§ **TASK REQUIREMENTS**
Give every line below again, exactly.

Data excerpts
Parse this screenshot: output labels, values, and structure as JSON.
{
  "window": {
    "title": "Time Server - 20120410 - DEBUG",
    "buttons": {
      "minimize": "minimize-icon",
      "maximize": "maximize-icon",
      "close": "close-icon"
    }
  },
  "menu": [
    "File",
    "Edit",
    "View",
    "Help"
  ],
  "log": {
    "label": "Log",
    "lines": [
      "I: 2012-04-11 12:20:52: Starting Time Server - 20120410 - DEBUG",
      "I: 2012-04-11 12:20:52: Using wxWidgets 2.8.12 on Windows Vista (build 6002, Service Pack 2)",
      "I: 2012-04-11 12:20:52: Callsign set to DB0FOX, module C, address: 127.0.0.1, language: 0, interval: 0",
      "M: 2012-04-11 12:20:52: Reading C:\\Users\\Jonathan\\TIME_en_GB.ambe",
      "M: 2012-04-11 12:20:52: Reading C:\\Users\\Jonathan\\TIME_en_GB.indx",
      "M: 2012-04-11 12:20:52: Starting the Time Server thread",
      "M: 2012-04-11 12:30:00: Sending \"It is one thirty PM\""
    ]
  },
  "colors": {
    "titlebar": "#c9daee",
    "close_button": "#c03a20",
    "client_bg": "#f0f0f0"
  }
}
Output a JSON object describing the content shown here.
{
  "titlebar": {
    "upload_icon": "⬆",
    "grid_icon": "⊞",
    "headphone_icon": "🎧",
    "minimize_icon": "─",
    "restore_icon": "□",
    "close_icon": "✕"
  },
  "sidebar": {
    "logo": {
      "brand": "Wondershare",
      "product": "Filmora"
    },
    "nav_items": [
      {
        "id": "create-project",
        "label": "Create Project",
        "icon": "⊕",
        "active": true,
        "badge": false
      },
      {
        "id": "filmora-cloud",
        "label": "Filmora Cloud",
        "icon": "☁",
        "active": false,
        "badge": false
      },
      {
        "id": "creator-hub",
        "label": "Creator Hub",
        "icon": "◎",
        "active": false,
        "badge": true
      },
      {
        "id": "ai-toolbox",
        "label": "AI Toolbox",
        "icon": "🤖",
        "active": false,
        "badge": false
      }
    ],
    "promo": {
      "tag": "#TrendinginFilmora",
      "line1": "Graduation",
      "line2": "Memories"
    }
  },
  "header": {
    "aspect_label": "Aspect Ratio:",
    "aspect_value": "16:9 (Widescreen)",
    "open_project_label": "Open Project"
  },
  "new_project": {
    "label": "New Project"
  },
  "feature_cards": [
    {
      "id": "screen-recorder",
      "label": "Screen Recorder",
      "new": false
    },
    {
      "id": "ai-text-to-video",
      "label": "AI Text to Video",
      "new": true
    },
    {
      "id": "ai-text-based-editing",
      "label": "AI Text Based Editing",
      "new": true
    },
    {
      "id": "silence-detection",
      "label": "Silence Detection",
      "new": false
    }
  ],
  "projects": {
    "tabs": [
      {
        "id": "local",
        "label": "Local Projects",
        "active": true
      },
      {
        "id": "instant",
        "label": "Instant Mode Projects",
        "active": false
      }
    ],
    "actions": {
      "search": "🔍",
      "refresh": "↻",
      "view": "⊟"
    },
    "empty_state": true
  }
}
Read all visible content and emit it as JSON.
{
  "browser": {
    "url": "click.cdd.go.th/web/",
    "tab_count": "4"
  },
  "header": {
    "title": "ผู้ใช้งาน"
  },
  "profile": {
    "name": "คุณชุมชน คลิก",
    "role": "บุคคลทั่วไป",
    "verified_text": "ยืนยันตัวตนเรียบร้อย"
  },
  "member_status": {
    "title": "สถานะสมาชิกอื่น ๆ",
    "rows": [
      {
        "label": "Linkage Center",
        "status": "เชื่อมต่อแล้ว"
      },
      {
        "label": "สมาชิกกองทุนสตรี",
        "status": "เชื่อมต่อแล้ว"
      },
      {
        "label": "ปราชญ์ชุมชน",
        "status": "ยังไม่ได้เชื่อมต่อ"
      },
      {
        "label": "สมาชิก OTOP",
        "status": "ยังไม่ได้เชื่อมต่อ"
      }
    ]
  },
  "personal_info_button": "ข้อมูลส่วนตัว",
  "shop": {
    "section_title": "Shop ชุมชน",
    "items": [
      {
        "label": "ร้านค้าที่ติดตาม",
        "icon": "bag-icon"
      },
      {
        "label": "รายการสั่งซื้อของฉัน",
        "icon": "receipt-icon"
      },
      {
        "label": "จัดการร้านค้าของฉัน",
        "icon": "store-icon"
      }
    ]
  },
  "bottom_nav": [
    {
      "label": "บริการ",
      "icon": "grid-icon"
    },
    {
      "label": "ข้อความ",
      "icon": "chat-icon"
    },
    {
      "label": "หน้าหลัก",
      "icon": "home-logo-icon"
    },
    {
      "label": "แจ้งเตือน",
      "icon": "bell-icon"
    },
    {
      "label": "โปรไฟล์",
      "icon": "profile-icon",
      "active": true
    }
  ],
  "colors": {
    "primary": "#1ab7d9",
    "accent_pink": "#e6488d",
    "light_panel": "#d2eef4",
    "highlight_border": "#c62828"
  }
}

§ **ANSWER IN FULL**
Parse this screenshot: output labels, values, and structure as JSON.
{
  "window": {
    "title": "Time Server - 20120410 - DEBUG",
    "buttons": {
      "minimize": "minimize-icon",
      "maximize": "maximize-icon",
      "close": "close-icon"
    }
  },
  "menu": [
    "File",
    "Edit",
    "View",
    "Help"
  ],
  "log": {
    "label": "Log",
    "lines": [
      "I: 2012-04-11 12:20:52: Starting Time Server - 20120410 - DEBUG",
      "I: 2012-04-11 12:20:52: Using wxWidgets 2.8.12 on Windows Vista (build 6002, Service Pack 2)",
      "I: 2012-04-11 12:20:52: Callsign set to DB0FOX, module C, address: 127.0.0.1, language: 0, interval: 0",
      "M: 2012-04-11 12:20:52: Reading C:\\Users\\Jonathan\\TIME_en_GB.ambe",
      "M: 2012-04-11 12:20:52: Reading C:\\Users\\Jonathan\\TIME_en_GB.indx",
      "M: 2012-04-11 12:20:52: Starting the Time Server thread",
      "M: 2012-04-11 12:30:00: Sending \"It is one thirty PM\""
    ]
  },
  "colors": {
    "titlebar": "#c9daee",
    "close_button": "#c03a20",
    "client_bg": "#f0f0f0"
  }
}
Output a JSON object describing the content shown here.
{
  "titlebar": {
    "upload_icon": "⬆",
    "grid_icon": "⊞",
    "headphone_icon": "🎧",
    "minimize_icon": "─",
    "restore_icon": "□",
    "close_icon": "✕"
  },
  "sidebar": {
    "logo": {
      "brand": "Wondershare",
      "product": "Filmora"
    },
    "nav_items": [
      {
        "id": "create-project",
        "label": "Create Project",
        "icon": "⊕",
        "active": true,
        "badge": false
      },
      {
        "id": "filmora-cloud",
        "label": "Filmora Cloud",
        "icon": "☁",
        "active": false,
        "badge": false
      },
      {
        "id": "creator-hub",
        "label": "Creator Hub",
        "icon": "◎",
        "active": false,
        "badge": true
      },
      {
        "id": "ai-toolbox",
        "label": "AI Toolbox",
        "icon": "🤖",
        "active": false,
        "badge": false
      }
    ],
    "promo": {
      "tag": "#TrendinginFilmora",
      "line1": "Graduation",
      "line2": "Memories"
    }
  },
  "header": {
    "aspect_label": "Aspect Ratio:",
    "aspect_value": "16:9 (Widescreen)",
    "open_project_label": "Open Project"
  },
  "new_project": {
    "label": "New Project"
  },
  "feature_cards": [
    {
      "id": "screen-recorder",
      "label": "Screen Recorder",
      "new": false
    },
    {
      "id": "ai-text-to-video",
      "label": "AI Text to Video",
      "new": true
    },
    {
      "id": "ai-text-based-editing",
      "label": "AI Text Based Editing",
      "new": true
    },
    {
      "id": "silence-detection",
      "label": "Silence Detection",
      "new": false
    }
  ],
  "projects": {
    "tabs": [
      {
        "id": "local",
        "label": "Local Projects",
        "active": true
      },
      {
        "id": "instant",
        "label": "Instant Mode Projects",
        "active": false
      }
    ],
    "actions": {
      "search": "🔍",
      "refresh": "↻",
      "view": "⊟"
    },
    "empty_state": true
  }
}
Read all visible content and emit it as JSON.
{
  "browser": {
    "url": "click.cdd.go.th/web/",
    "tab_count": "4"
  },
  "header": {
    "title": "ผู้ใช้งาน"
  },
  "profile": {
    "name": "คุณชุมชน คลิก",
    "role": "บุคคลทั่วไป",
    "verified_text": "ยืนยันตัวตนเรียบร้อย"
  },
  "member_status": {
    "title": "สถานะสมาชิกอื่น ๆ",
    "rows": [
      {
        "label": "Linkage Center",
        "status": "เชื่อมต่อแล้ว"
      },
      {
        "label": "สมาชิกกองทุนสตรี",
        "status": "เชื่อมต่อแล้ว"
      },
      {
        "label": "ปราชญ์ชุมชน",
        "status": "ยังไม่ได้เชื่อมต่อ"
      },
      {
        "label": "สมาชิก OTOP",
        "status": "ยังไม่ได้เชื่อมต่อ"
      }
    ]
  },
  "personal_info_button": "ข้อมูลส่วนตัว",
  "shop": {
    "section_title": "Shop ชุมชน",
    "items": [
      {
        "label": "ร้านค้าที่ติดตาม",
        "icon": "bag-icon"
      },
      {
        "label": "รายการสั่งซื้อของฉัน",
        "icon": "receipt-icon"
      },
      {
        "label": "จัดการร้านค้าของฉัน",
        "icon": "store-icon"
      }
    ]
  },
  "bottom_nav": [
    {
      "label": "บริการ",
      "icon": "grid-icon"
    },
    {
      "label": "ข้อความ",
      "icon": "chat-icon"
    },
    {
      "label": "หน้าหลัก",
      "icon": "home-logo-icon"
    },
    {
      "label": "แจ้งเตือน",
      "icon": "bell-icon"
    },
    {
      "label": "โปรไฟล์",
      "icon": "profile-icon",
      "active": true
    }
  ],
  "colors": {
    "primary": "#1ab7d9",
    "accent_pink": "#e6488d",
    "light_panel": "#d2eef4",
    "highlight_border": "#c62828"
  }
}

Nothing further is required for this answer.